Task: Scan the data. Collect each line that contains the word "participants".

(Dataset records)
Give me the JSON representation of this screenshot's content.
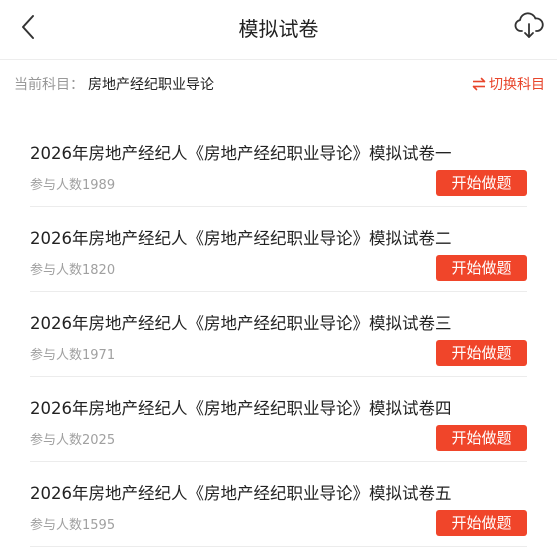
{
  "header": {
    "title": "模拟试卷",
    "back_icon": "chevron-left-icon",
    "download_icon": "cloud-download-icon"
  },
  "subject": {
    "label": "当前科目：",
    "value": "房地产经纪职业导论",
    "switch_label": "切换科目",
    "switch_icon": "swap-arrows-icon"
  },
  "colors": {
    "accent": "#f0452a",
    "muted_text": "#999999",
    "text": "#222222"
  },
  "papers": [
    {
      "title": "2026年房地产经纪人《房地产经纪职业导论》模拟试卷一",
      "participants": "参与人数1989",
      "action": "开始做题"
    },
    {
      "title": "2026年房地产经纪人《房地产经纪职业导论》模拟试卷二",
      "participants": "参与人数1820",
      "action": "开始做题"
    },
    {
      "title": "2026年房地产经纪人《房地产经纪职业导论》模拟试卷三",
      "participants": "参与人数1971",
      "action": "开始做题"
    },
    {
      "title": "2026年房地产经纪人《房地产经纪职业导论》模拟试卷四",
      "participants": "参与人数2025",
      "action": "开始做题"
    },
    {
      "title": "2026年房地产经纪人《房地产经纪职业导论》模拟试卷五",
      "participants": "参与人数1595",
      "action": "开始做题"
    }
  ]
}
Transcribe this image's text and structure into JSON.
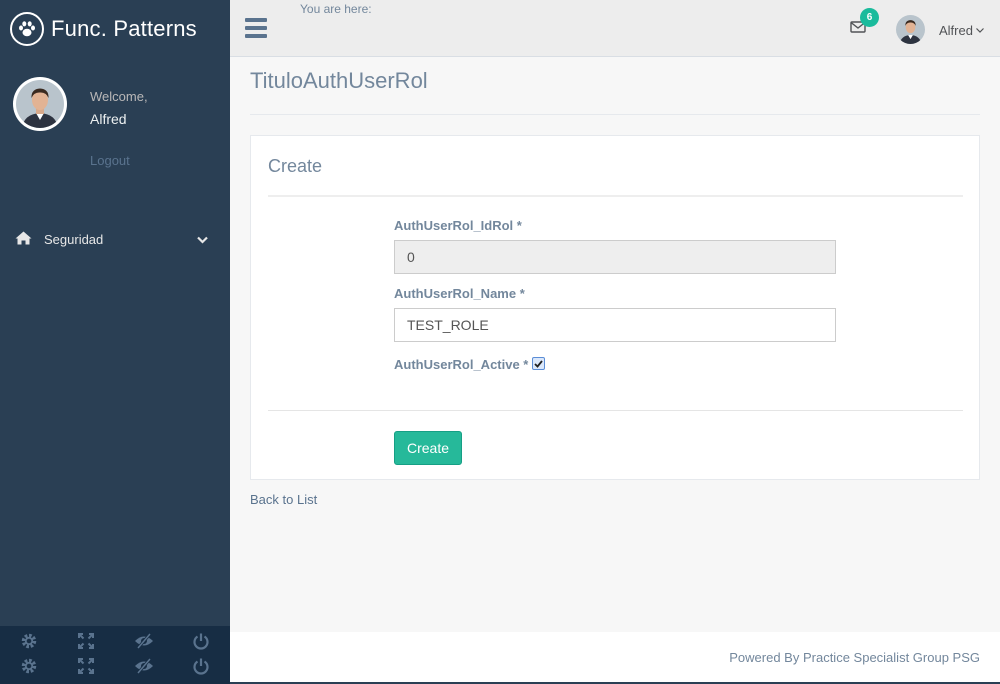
{
  "brand": {
    "name": "Func. Patterns",
    "icon": "paw-icon"
  },
  "profile": {
    "welcome": "Welcome,",
    "name": "Alfred",
    "logout": "Logout"
  },
  "menu": {
    "items": [
      {
        "label": "Seguridad",
        "icon": "home-icon"
      }
    ]
  },
  "topnav": {
    "breadcrumb": "You are here:",
    "mail_count": "6",
    "user": "Alfred"
  },
  "page": {
    "title": "TituloAuthUserRol"
  },
  "form": {
    "title": "Create",
    "fields": [
      {
        "label": "AuthUserRol_IdRol *",
        "value": "0"
      },
      {
        "label": "AuthUserRol_Name *",
        "value": "TEST_ROLE"
      },
      {
        "label": "AuthUserRol_Active *",
        "checked": true
      }
    ],
    "submit": "Create"
  },
  "back_link": "Back to List",
  "footer": {
    "text": "Powered By Practice Specialist Group PSG"
  },
  "colors": {
    "sidebar": "#2a3f54",
    "accent": "#26b99a",
    "badge": "#1abb9c"
  }
}
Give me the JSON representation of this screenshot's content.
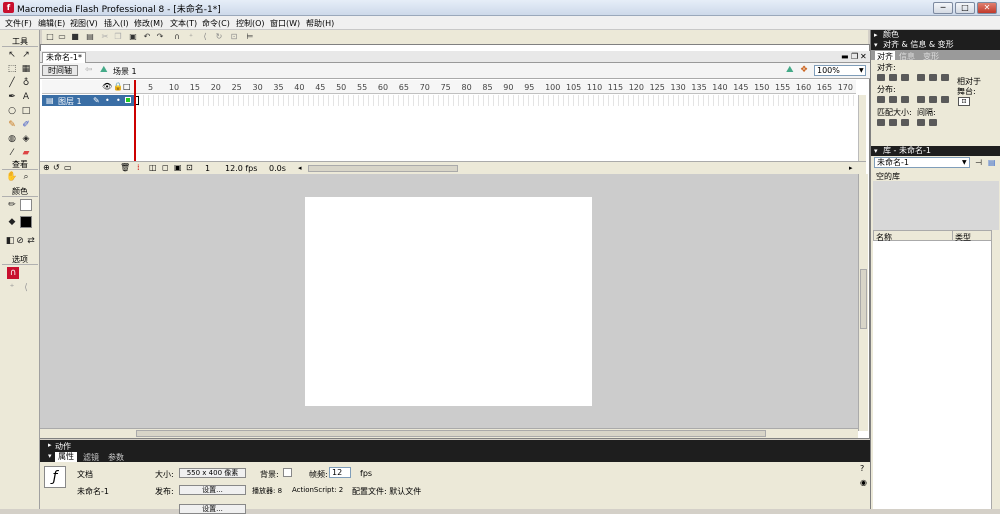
{
  "app": {
    "title": "Macromedia Flash Professional 8 - [未命名-1*]"
  },
  "menu": [
    "文件(F)",
    "编辑(E)",
    "视图(V)",
    "插入(I)",
    "修改(M)",
    "文本(T)",
    "命令(C)",
    "控制(O)",
    "窗口(W)",
    "帮助(H)"
  ],
  "tools": {
    "header": "工具",
    "view_header": "查看",
    "color_header": "颜色",
    "options_header": "选项"
  },
  "document": {
    "tab": "未命名-1*",
    "timeline_button": "时间轴",
    "scene": "场景 1",
    "zoom": "100%"
  },
  "timeline": {
    "layer": "图层 1",
    "ruler": [
      "5",
      "10",
      "15",
      "20",
      "25",
      "30",
      "35",
      "40",
      "45",
      "50",
      "55",
      "60",
      "65",
      "70",
      "75",
      "80",
      "85",
      "90",
      "95",
      "100",
      "105",
      "110",
      "115",
      "120",
      "125",
      "130",
      "135",
      "140",
      "145",
      "150",
      "155",
      "160",
      "165",
      "170"
    ],
    "frame": "1",
    "fps": "12.0 fps",
    "time": "0.0s"
  },
  "panels": {
    "actions": "动作",
    "tabs": [
      "属性",
      "滤镜",
      "参数"
    ],
    "props": {
      "type": "文档",
      "name": "未命名-1",
      "size_label": "大小:",
      "size_value": "550 x 400 像素",
      "bg_label": "背景:",
      "fps_label": "帧频:",
      "fps_value": "12",
      "fps_unit": "fps",
      "publish_label": "发布:",
      "settings_button": "设置...",
      "player": "播放器: 8",
      "actionscript": "ActionScript: 2",
      "profile": "配置文件: 默认文件"
    }
  },
  "right": {
    "color": "颜色",
    "align_header": "对齐 & 信息 & 变形",
    "align_tabs": [
      "对齐",
      "信息",
      "变形"
    ],
    "align_label": "对齐:",
    "distribute_label": "分布:",
    "match_label": "匹配大小:",
    "spacing_label": "间隔:",
    "stage_label": "相对于",
    "stage_label2": "舞台:",
    "library_header": "库 - 未命名-1",
    "library_select": "未命名-1",
    "empty": "空的库",
    "col_name": "名称",
    "col_type": "类型"
  }
}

Correct output:
      "participants": "参与人数1989",
      "participants": "参与人数1820",
      "participants": "参与人数1971",
      "participants": "参与人数2025",
      "participants": "参与人数1595",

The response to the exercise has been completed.